OBJECTIVE: Which lines contain the string "JSON"? Please list every one of them.
───── PROVIDED RECORDS ─────
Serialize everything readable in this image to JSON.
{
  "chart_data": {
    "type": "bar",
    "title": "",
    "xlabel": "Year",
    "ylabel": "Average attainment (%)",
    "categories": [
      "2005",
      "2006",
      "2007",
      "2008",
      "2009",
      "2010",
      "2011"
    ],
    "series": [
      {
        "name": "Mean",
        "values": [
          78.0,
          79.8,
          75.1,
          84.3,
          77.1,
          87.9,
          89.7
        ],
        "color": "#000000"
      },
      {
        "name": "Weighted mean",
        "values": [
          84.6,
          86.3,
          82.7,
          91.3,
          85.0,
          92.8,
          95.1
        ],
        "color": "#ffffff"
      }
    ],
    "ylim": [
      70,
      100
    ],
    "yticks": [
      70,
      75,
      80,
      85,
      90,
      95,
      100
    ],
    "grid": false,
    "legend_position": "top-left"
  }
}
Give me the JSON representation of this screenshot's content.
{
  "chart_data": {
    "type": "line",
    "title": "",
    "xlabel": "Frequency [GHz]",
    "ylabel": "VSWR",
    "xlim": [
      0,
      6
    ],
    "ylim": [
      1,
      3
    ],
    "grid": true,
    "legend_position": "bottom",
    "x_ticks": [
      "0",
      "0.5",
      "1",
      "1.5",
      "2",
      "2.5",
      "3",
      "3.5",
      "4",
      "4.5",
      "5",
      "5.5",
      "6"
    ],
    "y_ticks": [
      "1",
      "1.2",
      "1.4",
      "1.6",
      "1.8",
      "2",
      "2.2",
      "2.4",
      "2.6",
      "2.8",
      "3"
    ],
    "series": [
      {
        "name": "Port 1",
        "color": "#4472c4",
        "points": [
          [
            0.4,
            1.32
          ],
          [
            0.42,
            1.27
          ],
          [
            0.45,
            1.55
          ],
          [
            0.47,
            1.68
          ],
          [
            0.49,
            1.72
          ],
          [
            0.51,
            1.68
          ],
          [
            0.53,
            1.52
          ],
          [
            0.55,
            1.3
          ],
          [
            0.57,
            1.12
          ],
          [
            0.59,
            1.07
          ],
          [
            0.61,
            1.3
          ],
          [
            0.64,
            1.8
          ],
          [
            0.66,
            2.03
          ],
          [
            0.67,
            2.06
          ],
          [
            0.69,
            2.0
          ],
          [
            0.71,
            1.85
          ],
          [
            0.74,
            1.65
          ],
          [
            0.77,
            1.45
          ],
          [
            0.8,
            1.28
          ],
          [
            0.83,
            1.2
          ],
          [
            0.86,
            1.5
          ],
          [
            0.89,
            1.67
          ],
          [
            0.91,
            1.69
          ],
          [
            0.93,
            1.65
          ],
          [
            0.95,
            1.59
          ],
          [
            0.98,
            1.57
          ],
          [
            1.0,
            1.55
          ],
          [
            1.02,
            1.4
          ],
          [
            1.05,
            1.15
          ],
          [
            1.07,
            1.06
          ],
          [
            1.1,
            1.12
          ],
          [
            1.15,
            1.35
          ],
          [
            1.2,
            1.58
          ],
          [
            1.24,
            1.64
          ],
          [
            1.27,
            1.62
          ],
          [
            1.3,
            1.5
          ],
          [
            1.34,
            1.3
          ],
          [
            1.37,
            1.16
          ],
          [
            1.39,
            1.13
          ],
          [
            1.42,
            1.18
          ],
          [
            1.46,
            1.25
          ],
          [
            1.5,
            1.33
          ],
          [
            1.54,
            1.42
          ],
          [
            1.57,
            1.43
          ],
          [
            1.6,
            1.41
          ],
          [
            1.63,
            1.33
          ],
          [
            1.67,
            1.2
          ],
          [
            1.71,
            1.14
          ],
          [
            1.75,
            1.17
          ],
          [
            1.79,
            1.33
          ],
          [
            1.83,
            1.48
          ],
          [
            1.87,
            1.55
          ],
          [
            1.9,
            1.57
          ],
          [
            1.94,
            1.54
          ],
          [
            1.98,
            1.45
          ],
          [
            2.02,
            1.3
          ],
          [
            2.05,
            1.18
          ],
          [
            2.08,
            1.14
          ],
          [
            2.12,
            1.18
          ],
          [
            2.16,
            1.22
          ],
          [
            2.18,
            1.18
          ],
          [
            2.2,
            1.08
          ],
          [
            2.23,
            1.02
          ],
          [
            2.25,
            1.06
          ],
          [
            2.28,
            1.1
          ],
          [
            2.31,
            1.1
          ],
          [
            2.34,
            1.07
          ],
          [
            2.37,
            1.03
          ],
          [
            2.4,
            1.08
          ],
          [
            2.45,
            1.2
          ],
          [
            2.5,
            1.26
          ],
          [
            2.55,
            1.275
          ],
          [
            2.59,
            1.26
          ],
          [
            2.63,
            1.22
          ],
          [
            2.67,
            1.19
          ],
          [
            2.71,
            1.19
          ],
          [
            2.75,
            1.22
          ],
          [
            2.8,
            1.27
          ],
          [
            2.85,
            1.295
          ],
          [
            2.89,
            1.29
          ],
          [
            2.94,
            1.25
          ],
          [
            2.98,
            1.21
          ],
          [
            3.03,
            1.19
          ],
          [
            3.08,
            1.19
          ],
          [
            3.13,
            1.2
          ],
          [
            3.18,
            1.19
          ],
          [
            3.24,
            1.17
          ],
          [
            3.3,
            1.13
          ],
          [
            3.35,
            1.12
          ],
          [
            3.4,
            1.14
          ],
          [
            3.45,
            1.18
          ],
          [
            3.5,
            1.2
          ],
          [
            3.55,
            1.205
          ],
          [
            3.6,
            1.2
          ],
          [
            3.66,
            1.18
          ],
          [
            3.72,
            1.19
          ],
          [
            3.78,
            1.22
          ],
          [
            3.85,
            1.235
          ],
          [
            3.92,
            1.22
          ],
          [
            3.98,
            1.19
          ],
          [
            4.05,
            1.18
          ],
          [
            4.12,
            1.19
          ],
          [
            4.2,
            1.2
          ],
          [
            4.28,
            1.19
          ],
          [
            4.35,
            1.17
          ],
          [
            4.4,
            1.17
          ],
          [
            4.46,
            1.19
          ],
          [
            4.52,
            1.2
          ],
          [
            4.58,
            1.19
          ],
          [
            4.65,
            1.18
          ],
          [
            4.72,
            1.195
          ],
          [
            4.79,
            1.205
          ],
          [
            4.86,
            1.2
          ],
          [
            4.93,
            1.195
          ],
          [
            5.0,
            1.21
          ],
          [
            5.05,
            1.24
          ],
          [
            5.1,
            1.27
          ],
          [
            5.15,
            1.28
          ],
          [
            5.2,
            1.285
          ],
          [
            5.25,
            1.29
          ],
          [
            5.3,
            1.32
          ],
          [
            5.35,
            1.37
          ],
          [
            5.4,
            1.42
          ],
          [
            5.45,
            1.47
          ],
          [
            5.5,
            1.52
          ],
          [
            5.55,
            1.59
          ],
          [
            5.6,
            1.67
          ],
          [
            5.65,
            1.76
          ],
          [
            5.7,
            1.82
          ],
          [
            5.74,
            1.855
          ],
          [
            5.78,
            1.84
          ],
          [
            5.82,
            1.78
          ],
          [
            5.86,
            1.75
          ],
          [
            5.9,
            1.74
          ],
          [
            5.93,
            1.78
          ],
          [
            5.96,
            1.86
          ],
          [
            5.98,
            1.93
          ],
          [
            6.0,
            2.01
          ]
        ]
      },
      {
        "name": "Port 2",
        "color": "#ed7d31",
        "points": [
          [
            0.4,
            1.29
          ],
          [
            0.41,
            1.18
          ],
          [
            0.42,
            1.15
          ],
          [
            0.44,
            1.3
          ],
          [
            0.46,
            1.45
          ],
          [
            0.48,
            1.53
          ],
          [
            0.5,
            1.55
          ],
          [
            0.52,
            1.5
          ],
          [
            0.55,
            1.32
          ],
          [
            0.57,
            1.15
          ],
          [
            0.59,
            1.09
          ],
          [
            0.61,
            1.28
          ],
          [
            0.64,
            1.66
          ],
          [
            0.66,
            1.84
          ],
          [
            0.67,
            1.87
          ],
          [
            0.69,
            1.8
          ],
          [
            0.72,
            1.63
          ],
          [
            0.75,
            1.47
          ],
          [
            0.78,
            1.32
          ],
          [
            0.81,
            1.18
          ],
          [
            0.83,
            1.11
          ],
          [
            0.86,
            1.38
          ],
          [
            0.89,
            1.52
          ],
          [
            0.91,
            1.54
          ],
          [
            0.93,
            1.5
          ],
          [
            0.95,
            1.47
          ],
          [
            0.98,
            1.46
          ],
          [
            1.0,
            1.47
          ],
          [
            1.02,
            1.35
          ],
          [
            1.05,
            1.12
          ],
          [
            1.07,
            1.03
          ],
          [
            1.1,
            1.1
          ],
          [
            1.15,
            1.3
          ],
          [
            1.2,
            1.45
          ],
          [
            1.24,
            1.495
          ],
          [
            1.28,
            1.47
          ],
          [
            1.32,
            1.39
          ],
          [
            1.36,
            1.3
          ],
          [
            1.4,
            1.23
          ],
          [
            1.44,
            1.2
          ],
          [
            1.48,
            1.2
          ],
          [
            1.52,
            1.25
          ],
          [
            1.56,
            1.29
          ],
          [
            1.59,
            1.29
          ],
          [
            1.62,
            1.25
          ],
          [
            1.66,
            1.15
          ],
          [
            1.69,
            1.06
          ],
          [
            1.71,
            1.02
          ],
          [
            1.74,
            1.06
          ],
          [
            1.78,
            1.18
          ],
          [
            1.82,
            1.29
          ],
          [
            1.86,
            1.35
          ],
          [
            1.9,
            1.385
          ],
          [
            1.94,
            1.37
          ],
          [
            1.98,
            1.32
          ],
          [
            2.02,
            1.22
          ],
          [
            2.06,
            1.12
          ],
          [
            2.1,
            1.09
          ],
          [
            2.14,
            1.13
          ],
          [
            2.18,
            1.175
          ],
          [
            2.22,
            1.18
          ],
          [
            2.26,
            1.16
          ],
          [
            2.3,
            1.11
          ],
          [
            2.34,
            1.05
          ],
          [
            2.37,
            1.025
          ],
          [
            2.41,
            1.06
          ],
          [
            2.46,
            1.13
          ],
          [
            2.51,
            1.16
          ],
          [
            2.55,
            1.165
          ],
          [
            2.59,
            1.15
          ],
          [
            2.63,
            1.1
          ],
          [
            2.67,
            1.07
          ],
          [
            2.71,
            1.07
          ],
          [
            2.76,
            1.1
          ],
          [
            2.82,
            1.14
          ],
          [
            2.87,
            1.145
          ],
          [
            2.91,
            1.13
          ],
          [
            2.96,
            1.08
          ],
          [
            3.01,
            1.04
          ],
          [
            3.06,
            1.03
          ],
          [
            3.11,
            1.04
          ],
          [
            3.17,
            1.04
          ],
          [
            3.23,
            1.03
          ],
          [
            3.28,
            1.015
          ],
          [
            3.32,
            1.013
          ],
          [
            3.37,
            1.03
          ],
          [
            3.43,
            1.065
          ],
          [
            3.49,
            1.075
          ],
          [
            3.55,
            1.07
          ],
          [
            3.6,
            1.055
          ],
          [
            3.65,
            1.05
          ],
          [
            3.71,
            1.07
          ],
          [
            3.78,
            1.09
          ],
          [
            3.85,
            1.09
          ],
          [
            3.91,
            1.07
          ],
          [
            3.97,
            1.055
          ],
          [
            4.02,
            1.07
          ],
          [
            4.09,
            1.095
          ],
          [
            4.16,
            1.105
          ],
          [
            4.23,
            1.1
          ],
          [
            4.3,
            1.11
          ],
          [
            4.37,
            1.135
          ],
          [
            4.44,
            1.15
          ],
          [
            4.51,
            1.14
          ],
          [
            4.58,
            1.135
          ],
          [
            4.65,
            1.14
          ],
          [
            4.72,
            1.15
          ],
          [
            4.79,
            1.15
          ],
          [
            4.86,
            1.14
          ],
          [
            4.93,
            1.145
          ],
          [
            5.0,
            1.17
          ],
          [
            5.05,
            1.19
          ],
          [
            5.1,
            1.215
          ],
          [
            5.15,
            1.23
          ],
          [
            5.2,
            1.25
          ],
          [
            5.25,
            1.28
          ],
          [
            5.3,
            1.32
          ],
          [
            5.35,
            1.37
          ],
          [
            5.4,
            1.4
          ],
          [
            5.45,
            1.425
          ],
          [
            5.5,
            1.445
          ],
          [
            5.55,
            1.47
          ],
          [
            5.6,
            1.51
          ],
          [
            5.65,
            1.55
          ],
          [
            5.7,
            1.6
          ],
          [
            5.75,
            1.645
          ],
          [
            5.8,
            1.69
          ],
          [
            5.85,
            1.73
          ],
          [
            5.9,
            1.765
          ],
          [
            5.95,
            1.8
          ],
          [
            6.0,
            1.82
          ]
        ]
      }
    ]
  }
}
─────
RESULT BELOW:
Serialize everything readable in this image to JSON.
Give me the JSON representation of this screenshot's content.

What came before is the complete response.